"""
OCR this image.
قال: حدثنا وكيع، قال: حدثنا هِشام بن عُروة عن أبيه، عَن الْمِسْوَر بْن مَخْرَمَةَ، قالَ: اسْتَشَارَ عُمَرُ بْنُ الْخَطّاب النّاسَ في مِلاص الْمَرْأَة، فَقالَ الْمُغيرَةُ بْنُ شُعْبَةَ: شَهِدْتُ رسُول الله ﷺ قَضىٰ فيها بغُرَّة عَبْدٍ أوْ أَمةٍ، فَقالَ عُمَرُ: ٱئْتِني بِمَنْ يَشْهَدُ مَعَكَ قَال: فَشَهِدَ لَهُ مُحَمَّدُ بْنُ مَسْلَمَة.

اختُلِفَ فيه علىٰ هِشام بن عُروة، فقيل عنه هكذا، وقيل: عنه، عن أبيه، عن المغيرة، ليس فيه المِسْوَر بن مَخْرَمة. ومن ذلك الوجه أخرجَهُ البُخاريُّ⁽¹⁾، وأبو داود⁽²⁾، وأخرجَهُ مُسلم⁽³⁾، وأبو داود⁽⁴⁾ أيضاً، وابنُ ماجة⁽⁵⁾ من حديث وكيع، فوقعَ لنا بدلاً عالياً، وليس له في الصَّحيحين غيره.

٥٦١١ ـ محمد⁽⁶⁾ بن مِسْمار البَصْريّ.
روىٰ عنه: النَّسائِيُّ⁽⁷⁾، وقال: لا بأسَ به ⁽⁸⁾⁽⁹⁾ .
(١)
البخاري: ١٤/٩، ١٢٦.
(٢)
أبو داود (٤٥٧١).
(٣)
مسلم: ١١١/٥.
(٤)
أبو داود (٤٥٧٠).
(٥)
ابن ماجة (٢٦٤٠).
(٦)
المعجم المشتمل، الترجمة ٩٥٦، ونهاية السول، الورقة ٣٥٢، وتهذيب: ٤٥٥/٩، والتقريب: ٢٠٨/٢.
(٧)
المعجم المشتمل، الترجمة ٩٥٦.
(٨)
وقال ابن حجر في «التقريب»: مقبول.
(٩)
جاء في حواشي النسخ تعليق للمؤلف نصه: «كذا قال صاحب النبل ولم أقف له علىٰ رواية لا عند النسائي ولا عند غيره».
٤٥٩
"""
**Short exercise**
Please give back all of the records exactly as written.

**Output**
OCR this image.
قال: حدثنا وكيع، قال: حدثنا هِشام بن عُروة عن أبيه، عَن الْمِسْوَر بْن مَخْرَمَةَ، قالَ: اسْتَشَارَ عُمَرُ بْنُ الْخَطّاب النّاسَ في مِلاص الْمَرْأَة، فَقالَ الْمُغيرَةُ بْنُ شُعْبَةَ: شَهِدْتُ رسُول الله ﷺ قَضىٰ فيها بغُرَّة عَبْدٍ أوْ أَمةٍ، فَقالَ عُمَرُ: ٱئْتِني بِمَنْ يَشْهَدُ مَعَكَ قَال: فَشَهِدَ لَهُ مُحَمَّدُ بْنُ مَسْلَمَة.

اختُلِفَ فيه علىٰ هِشام بن عُروة، فقيل عنه هكذا، وقيل: عنه، عن أبيه، عن المغيرة، ليس فيه المِسْوَر بن مَخْرَمة. ومن ذلك الوجه أخرجَهُ البُخاريُّ⁽¹⁾، وأبو داود⁽²⁾، وأخرجَهُ مُسلم⁽³⁾، وأبو داود⁽⁴⁾ أيضاً، وابنُ ماجة⁽⁵⁾ من حديث وكيع، فوقعَ لنا بدلاً عالياً، وليس له في الصَّحيحين غيره.

٥٦١١ ـ محمد⁽⁶⁾ بن مِسْمار البَصْريّ.
روىٰ عنه: النَّسائِيُّ⁽⁷⁾، وقال: لا بأسَ به ⁽⁸⁾⁽⁹⁾ .
(١)
البخاري: ١٤/٩، ١٢٦.
(٢)
أبو داود (٤٥٧١).
(٣)
مسلم: ١١١/٥.
(٤)
أبو داود (٤٥٧٠).
(٥)
ابن ماجة (٢٦٤٠).
(٦)
المعجم المشتمل، الترجمة ٩٥٦، ونهاية السول، الورقة ٣٥٢، وتهذيب: ٤٥٥/٩، والتقريب: ٢٠٨/٢.
(٧)
المعجم المشتمل، الترجمة ٩٥٦.
(٨)
وقال ابن حجر في «التقريب»: مقبول.
(٩)
جاء في حواشي النسخ تعليق للمؤلف نصه: «كذا قال صاحب النبل ولم أقف له علىٰ رواية لا عند النسائي ولا عند غيره».
٤٥٩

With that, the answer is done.